** begin Items **

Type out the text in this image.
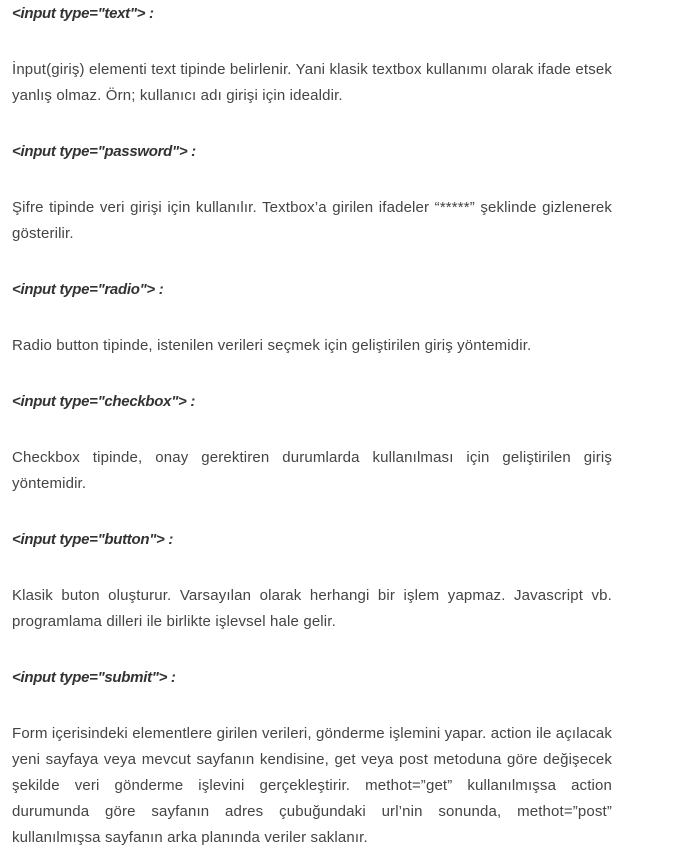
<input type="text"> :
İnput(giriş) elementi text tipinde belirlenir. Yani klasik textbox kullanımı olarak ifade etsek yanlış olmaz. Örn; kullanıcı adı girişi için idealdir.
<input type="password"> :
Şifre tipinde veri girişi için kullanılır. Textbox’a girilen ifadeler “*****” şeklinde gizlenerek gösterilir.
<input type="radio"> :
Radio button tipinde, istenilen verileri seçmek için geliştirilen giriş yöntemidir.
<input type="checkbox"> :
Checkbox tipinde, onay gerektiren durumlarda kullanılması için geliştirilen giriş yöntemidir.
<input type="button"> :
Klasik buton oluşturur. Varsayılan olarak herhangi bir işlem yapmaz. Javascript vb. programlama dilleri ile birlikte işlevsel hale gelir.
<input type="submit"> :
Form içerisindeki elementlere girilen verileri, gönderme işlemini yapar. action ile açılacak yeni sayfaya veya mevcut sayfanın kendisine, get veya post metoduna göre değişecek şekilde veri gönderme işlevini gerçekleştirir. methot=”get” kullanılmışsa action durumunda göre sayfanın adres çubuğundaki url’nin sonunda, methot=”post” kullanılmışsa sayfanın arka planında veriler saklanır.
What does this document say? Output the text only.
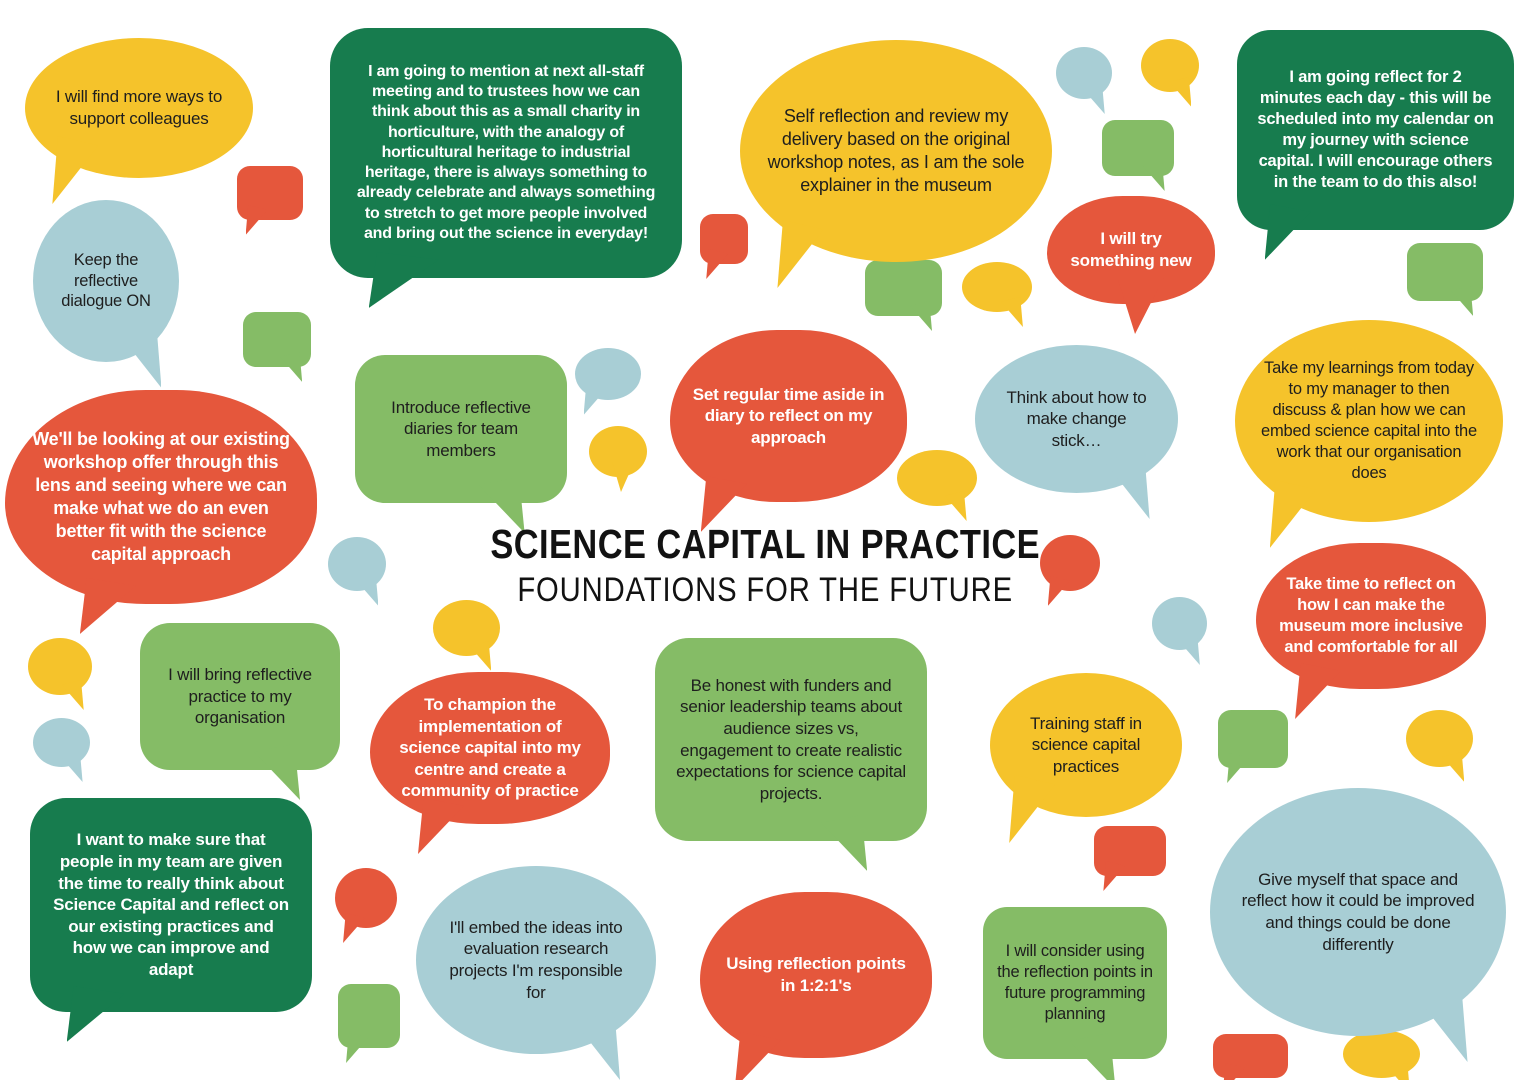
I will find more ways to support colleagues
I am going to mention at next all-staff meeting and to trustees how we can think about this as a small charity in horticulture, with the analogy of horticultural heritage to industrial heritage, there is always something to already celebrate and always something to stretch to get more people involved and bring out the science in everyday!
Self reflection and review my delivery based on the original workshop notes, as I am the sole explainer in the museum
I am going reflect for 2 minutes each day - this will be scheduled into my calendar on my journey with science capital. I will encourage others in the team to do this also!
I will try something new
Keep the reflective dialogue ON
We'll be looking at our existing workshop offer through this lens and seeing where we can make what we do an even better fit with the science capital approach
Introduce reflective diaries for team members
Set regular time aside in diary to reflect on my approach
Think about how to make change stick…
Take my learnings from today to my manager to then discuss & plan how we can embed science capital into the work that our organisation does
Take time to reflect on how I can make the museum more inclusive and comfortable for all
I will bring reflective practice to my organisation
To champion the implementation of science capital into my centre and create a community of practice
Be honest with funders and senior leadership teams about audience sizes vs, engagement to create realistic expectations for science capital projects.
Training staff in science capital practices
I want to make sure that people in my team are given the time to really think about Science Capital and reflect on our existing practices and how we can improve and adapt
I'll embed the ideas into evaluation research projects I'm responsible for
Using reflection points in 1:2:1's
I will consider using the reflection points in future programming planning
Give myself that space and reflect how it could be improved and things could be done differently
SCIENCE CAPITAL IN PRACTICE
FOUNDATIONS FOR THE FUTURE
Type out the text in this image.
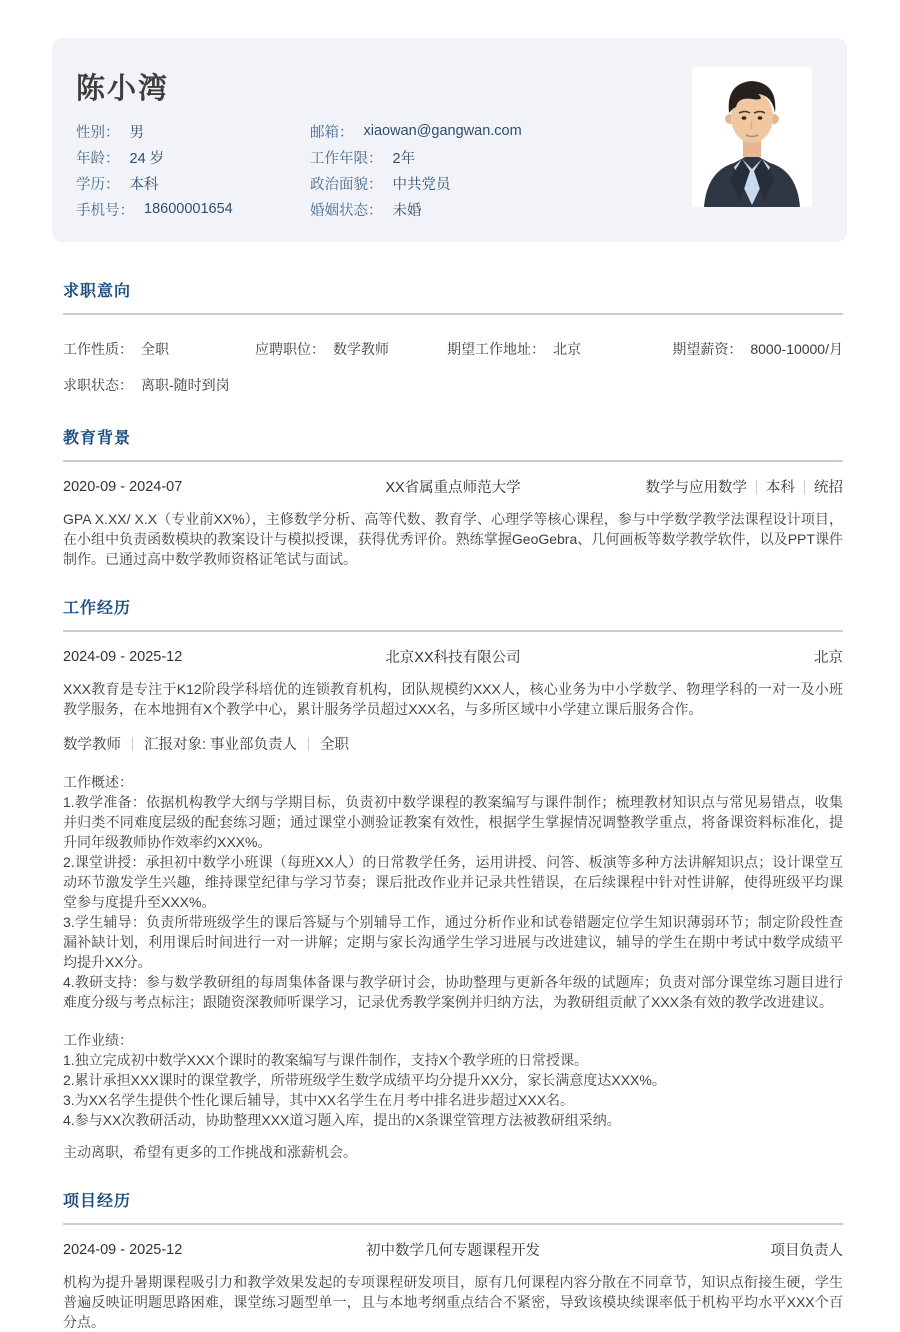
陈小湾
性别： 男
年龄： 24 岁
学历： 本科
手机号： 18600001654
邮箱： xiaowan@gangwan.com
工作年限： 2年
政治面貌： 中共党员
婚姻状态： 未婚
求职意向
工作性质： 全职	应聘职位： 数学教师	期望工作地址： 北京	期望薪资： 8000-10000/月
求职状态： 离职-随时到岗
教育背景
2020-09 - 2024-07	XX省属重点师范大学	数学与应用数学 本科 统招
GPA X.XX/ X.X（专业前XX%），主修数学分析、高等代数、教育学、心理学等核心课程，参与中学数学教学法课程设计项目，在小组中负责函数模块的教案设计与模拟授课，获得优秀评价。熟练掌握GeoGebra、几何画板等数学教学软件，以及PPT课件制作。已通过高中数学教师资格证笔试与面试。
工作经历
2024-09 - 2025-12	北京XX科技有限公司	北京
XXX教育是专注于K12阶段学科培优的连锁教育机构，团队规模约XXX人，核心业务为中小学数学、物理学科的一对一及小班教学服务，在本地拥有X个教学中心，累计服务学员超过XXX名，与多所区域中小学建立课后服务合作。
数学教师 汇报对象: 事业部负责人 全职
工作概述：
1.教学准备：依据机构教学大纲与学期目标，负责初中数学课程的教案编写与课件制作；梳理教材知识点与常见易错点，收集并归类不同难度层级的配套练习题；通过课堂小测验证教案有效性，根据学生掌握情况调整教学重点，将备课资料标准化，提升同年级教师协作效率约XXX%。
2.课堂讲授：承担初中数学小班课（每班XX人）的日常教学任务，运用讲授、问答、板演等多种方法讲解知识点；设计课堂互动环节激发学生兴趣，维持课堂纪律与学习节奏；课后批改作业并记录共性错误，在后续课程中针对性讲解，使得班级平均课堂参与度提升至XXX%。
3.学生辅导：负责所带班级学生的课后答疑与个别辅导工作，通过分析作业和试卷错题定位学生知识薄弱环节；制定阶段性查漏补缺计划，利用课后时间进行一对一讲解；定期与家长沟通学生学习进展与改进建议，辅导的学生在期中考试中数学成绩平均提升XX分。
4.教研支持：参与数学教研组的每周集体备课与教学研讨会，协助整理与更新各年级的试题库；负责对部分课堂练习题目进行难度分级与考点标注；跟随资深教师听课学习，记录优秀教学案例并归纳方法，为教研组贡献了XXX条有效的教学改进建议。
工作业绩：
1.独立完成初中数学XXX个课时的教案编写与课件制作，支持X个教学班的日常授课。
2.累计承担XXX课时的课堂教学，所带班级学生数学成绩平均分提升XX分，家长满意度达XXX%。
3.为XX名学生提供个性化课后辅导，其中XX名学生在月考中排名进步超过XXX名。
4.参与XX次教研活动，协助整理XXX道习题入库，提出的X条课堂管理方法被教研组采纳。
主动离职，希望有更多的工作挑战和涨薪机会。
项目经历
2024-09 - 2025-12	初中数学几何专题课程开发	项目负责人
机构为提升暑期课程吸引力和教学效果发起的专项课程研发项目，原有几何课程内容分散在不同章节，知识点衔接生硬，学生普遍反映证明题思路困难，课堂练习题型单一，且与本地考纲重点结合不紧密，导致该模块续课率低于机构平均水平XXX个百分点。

** end Items **

• [Written instruction]: For this exercise, gather every line of the data that contains the word "staff".

• [Complete response]:
I am going to mention at next all-staff meeting and to trustees how we can think about this as a small charity in horticulture, with the analogy of horticultural heritage to industrial heritage, there is always something to already celebrate and always something to stretch to get more people involved and bring out the science in everyday!
Training staff in science capital practices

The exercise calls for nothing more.